RECORDS FOR THE TASK:
———

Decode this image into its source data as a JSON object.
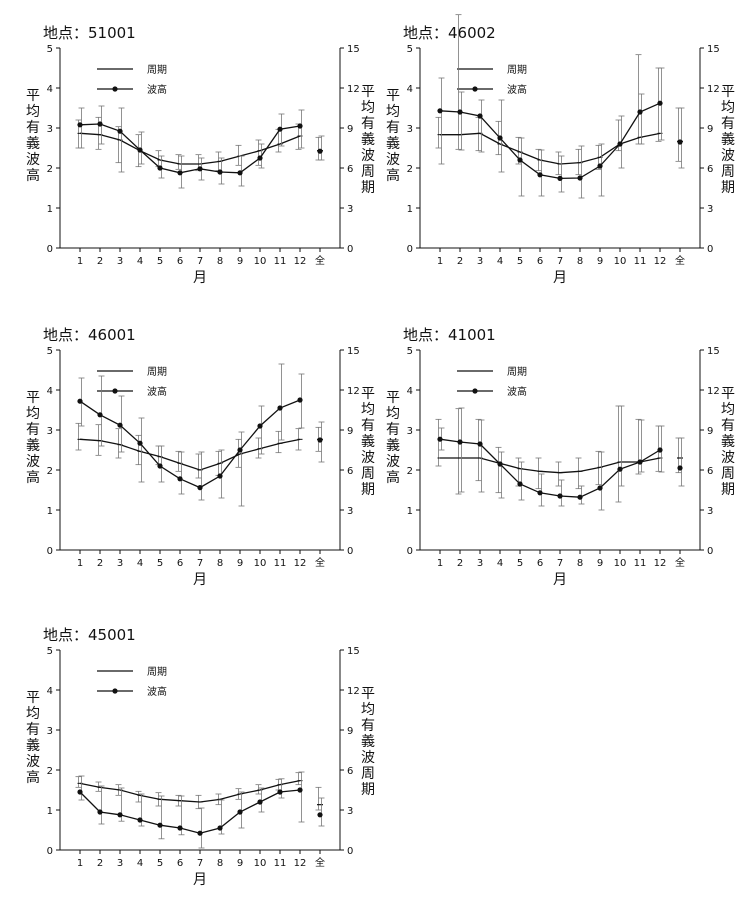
{
  "x_categories": [
    "1",
    "2",
    "3",
    "4",
    "5",
    "6",
    "7",
    "8",
    "9",
    "10",
    "11",
    "12",
    "全"
  ],
  "xlabel": "月",
  "ylabel_left": "平均有義波高",
  "ylabel_right": "平均有義波周期",
  "legend": {
    "period": "周期",
    "height": "波高"
  },
  "colors": {
    "line": "#111111",
    "errorbar": "#777777"
  },
  "chart_data": [
    {
      "type": "line",
      "title": "地点：51001",
      "ylim_left": [
        0,
        5
      ],
      "ylim_right": [
        0,
        15
      ],
      "yticks_left": [
        "0",
        "1",
        "2",
        "3",
        "4",
        "5"
      ],
      "yticks_right": [
        "0",
        "3",
        "6",
        "9",
        "12",
        "15"
      ],
      "series": [
        {
          "name": "周期",
          "axis": "right",
          "values": [
            8.6,
            8.5,
            8.1,
            7.3,
            6.6,
            6.3,
            6.3,
            6.5,
            6.9,
            7.3,
            7.8,
            8.4
          ],
          "overall": 7.3,
          "errors": [
            [
              7.5,
              9.6
            ],
            [
              7.4,
              9.8
            ],
            [
              6.4,
              9.1
            ],
            [
              6.1,
              8.5
            ],
            [
              6.1,
              7.3
            ],
            [
              5.9,
              7.0
            ],
            [
              5.8,
              7.0
            ],
            [
              5.8,
              7.2
            ],
            [
              6.2,
              7.7
            ],
            [
              6.2,
              8.1
            ],
            [
              7.2,
              8.9
            ],
            [
              7.4,
              9.3
            ]
          ],
          "overall_error": [
            6.6,
            8.3
          ]
        },
        {
          "name": "波高",
          "axis": "left",
          "values": [
            3.08,
            3.1,
            2.92,
            2.45,
            2.0,
            1.88,
            1.98,
            1.9,
            1.88,
            2.25,
            2.97,
            3.05
          ],
          "overall": 2.42,
          "errors": [
            [
              2.5,
              3.5
            ],
            [
              2.6,
              3.55
            ],
            [
              1.9,
              3.5
            ],
            [
              2.1,
              2.9
            ],
            [
              1.75,
              2.3
            ],
            [
              1.5,
              2.3
            ],
            [
              1.7,
              2.25
            ],
            [
              1.6,
              2.25
            ],
            [
              1.55,
              2.3
            ],
            [
              2.0,
              2.6
            ],
            [
              2.55,
              3.35
            ],
            [
              2.5,
              3.45
            ]
          ],
          "overall_error": [
            2.2,
            2.8
          ]
        }
      ]
    },
    {
      "type": "line",
      "title": "地点：46002",
      "ylim_left": [
        0,
        5
      ],
      "ylim_right": [
        0,
        15
      ],
      "yticks_left": [
        "0",
        "1",
        "2",
        "3",
        "4",
        "5"
      ],
      "yticks_right": [
        "0",
        "3",
        "6",
        "9",
        "12",
        "15"
      ],
      "series": [
        {
          "name": "周期",
          "axis": "right",
          "values": [
            8.5,
            8.5,
            8.6,
            7.8,
            7.2,
            6.6,
            6.3,
            6.4,
            6.8,
            7.8,
            8.3,
            8.6
          ],
          "overall": 8.0,
          "errors": [
            [
              7.5,
              9.8
            ],
            [
              7.4,
              17.5
            ],
            [
              7.3,
              9.8
            ],
            [
              7.0,
              9.5
            ],
            [
              6.3,
              8.3
            ],
            [
              5.8,
              7.4
            ],
            [
              5.5,
              7.2
            ],
            [
              5.5,
              7.4
            ],
            [
              5.9,
              7.7
            ],
            [
              7.3,
              9.6
            ],
            [
              7.8,
              14.5
            ],
            [
              8.0,
              13.5
            ]
          ],
          "overall_error": [
            6.5,
            10.5
          ]
        },
        {
          "name": "波高",
          "axis": "left",
          "values": [
            3.43,
            3.4,
            3.3,
            2.75,
            2.2,
            1.83,
            1.74,
            1.75,
            2.05,
            2.6,
            3.4,
            3.62
          ],
          "overall": 2.65,
          "errors": [
            [
              2.1,
              4.25
            ],
            [
              2.45,
              3.9
            ],
            [
              2.4,
              3.7
            ],
            [
              1.9,
              3.7
            ],
            [
              1.3,
              2.75
            ],
            [
              1.3,
              2.45
            ],
            [
              1.4,
              2.3
            ],
            [
              1.25,
              2.55
            ],
            [
              1.3,
              2.6
            ],
            [
              2.0,
              3.3
            ],
            [
              2.6,
              3.85
            ],
            [
              2.7,
              4.5
            ]
          ],
          "overall_error": [
            2.0,
            3.5
          ]
        }
      ]
    },
    {
      "type": "line",
      "title": "地点：46001",
      "ylim_left": [
        0,
        5
      ],
      "ylim_right": [
        0,
        15
      ],
      "yticks_left": [
        "0",
        "1",
        "2",
        "3",
        "4",
        "5"
      ],
      "yticks_right": [
        "0",
        "3",
        "6",
        "9",
        "12",
        "15"
      ],
      "series": [
        {
          "name": "周期",
          "axis": "right",
          "values": [
            8.3,
            8.2,
            7.9,
            7.4,
            7.0,
            6.5,
            6.0,
            6.5,
            7.2,
            7.6,
            8.0,
            8.3
          ],
          "overall": 8.3,
          "errors": [
            [
              7.5,
              9.5
            ],
            [
              7.1,
              9.4
            ],
            [
              6.9,
              9.1
            ],
            [
              6.4,
              8.6
            ],
            [
              6.4,
              7.8
            ],
            [
              5.9,
              7.4
            ],
            [
              5.4,
              7.2
            ],
            [
              5.6,
              7.4
            ],
            [
              6.2,
              8.3
            ],
            [
              6.9,
              8.4
            ],
            [
              7.3,
              8.9
            ],
            [
              7.5,
              9.1
            ]
          ],
          "overall_error": [
            7.4,
            9.2
          ]
        },
        {
          "name": "波高",
          "axis": "left",
          "values": [
            3.72,
            3.38,
            3.12,
            2.67,
            2.1,
            1.78,
            1.56,
            1.85,
            2.5,
            3.1,
            3.55,
            3.75
          ],
          "overall": 2.75,
          "errors": [
            [
              3.1,
              4.3
            ],
            [
              2.6,
              4.35
            ],
            [
              2.45,
              3.85
            ],
            [
              1.7,
              3.3
            ],
            [
              1.7,
              2.6
            ],
            [
              1.4,
              2.45
            ],
            [
              1.25,
              2.45
            ],
            [
              1.3,
              2.5
            ],
            [
              1.1,
              2.95
            ],
            [
              2.4,
              3.6
            ],
            [
              2.75,
              4.65
            ],
            [
              3.05,
              4.4
            ]
          ],
          "overall_error": [
            2.2,
            3.2
          ]
        }
      ]
    },
    {
      "type": "line",
      "title": "地点：41001",
      "ylim_left": [
        0,
        5
      ],
      "ylim_right": [
        0,
        15
      ],
      "yticks_left": [
        "0",
        "1",
        "2",
        "3",
        "4",
        "5"
      ],
      "yticks_right": [
        "0",
        "3",
        "6",
        "9",
        "12",
        "15"
      ],
      "series": [
        {
          "name": "周期",
          "axis": "right",
          "values": [
            6.9,
            6.9,
            6.9,
            6.5,
            6.1,
            5.9,
            5.8,
            5.9,
            6.2,
            6.6,
            6.6,
            6.9
          ],
          "overall": 6.9,
          "errors": [
            [
              6.3,
              9.8
            ],
            [
              4.2,
              10.6
            ],
            [
              5.2,
              9.8
            ],
            [
              4.3,
              7.7
            ],
            [
              4.8,
              6.9
            ],
            [
              4.6,
              6.9
            ],
            [
              4.8,
              6.6
            ],
            [
              4.6,
              6.9
            ],
            [
              4.9,
              7.4
            ],
            [
              3.6,
              10.8
            ],
            [
              5.7,
              9.8
            ],
            [
              5.9,
              9.3
            ]
          ],
          "overall_error": [
            5.8,
            8.4
          ]
        },
        {
          "name": "波高",
          "axis": "left",
          "values": [
            2.77,
            2.7,
            2.65,
            2.15,
            1.65,
            1.43,
            1.35,
            1.32,
            1.55,
            2.02,
            2.2,
            2.5
          ],
          "overall": 2.05,
          "errors": [
            [
              2.5,
              3.05
            ],
            [
              1.45,
              3.55
            ],
            [
              1.45,
              3.25
            ],
            [
              1.3,
              2.45
            ],
            [
              1.25,
              2.2
            ],
            [
              1.1,
              1.9
            ],
            [
              1.1,
              1.75
            ],
            [
              1.15,
              1.6
            ],
            [
              1.0,
              2.45
            ],
            [
              1.6,
              3.6
            ],
            [
              1.95,
              3.25
            ],
            [
              1.95,
              3.1
            ]
          ],
          "overall_error": [
            1.6,
            2.8
          ]
        }
      ]
    },
    {
      "type": "line",
      "title": "地点：45001",
      "ylim_left": [
        0,
        5
      ],
      "ylim_right": [
        0,
        15
      ],
      "yticks_left": [
        "0",
        "1",
        "2",
        "3",
        "4",
        "5"
      ],
      "yticks_right": [
        "0",
        "3",
        "6",
        "9",
        "12",
        "15"
      ],
      "series": [
        {
          "name": "周期",
          "axis": "right",
          "values": [
            5.0,
            4.7,
            4.5,
            4.1,
            3.8,
            3.7,
            3.6,
            3.8,
            4.2,
            4.5,
            4.9,
            5.2
          ],
          "overall": 3.4,
          "errors": [
            [
              4.7,
              5.5
            ],
            [
              4.4,
              5.1
            ],
            [
              4.1,
              4.9
            ],
            [
              3.6,
              4.4
            ],
            [
              3.3,
              4.3
            ],
            [
              3.3,
              4.1
            ],
            [
              3.1,
              4.1
            ],
            [
              3.4,
              4.2
            ],
            [
              3.8,
              4.6
            ],
            [
              4.2,
              4.9
            ],
            [
              4.5,
              5.3
            ],
            [
              4.9,
              5.8
            ]
          ],
          "overall_error": [
            3.0,
            4.7
          ]
        },
        {
          "name": "波高",
          "axis": "left",
          "values": [
            1.45,
            0.95,
            0.88,
            0.75,
            0.62,
            0.55,
            0.42,
            0.55,
            0.95,
            1.2,
            1.45,
            1.5
          ],
          "overall": 0.88,
          "errors": [
            [
              1.25,
              1.85
            ],
            [
              0.65,
              1.6
            ],
            [
              0.72,
              1.55
            ],
            [
              0.6,
              1.4
            ],
            [
              0.28,
              1.35
            ],
            [
              0.38,
              1.35
            ],
            [
              0.05,
              1.05
            ],
            [
              0.4,
              1.25
            ],
            [
              0.55,
              1.45
            ],
            [
              0.95,
              1.55
            ],
            [
              1.3,
              1.78
            ],
            [
              0.7,
              1.95
            ]
          ],
          "overall_error": [
            0.6,
            1.3
          ]
        }
      ]
    }
  ]
}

———

WRITTEN INSTRUCTION: Copy each line above containing the string "title".

EXERCISE RESULT:
      "title": "地点：51001",
      "title": "地点：46002",
      "title": "地点：46001",
      "title": "地点：41001",
      "title": "地点：45001",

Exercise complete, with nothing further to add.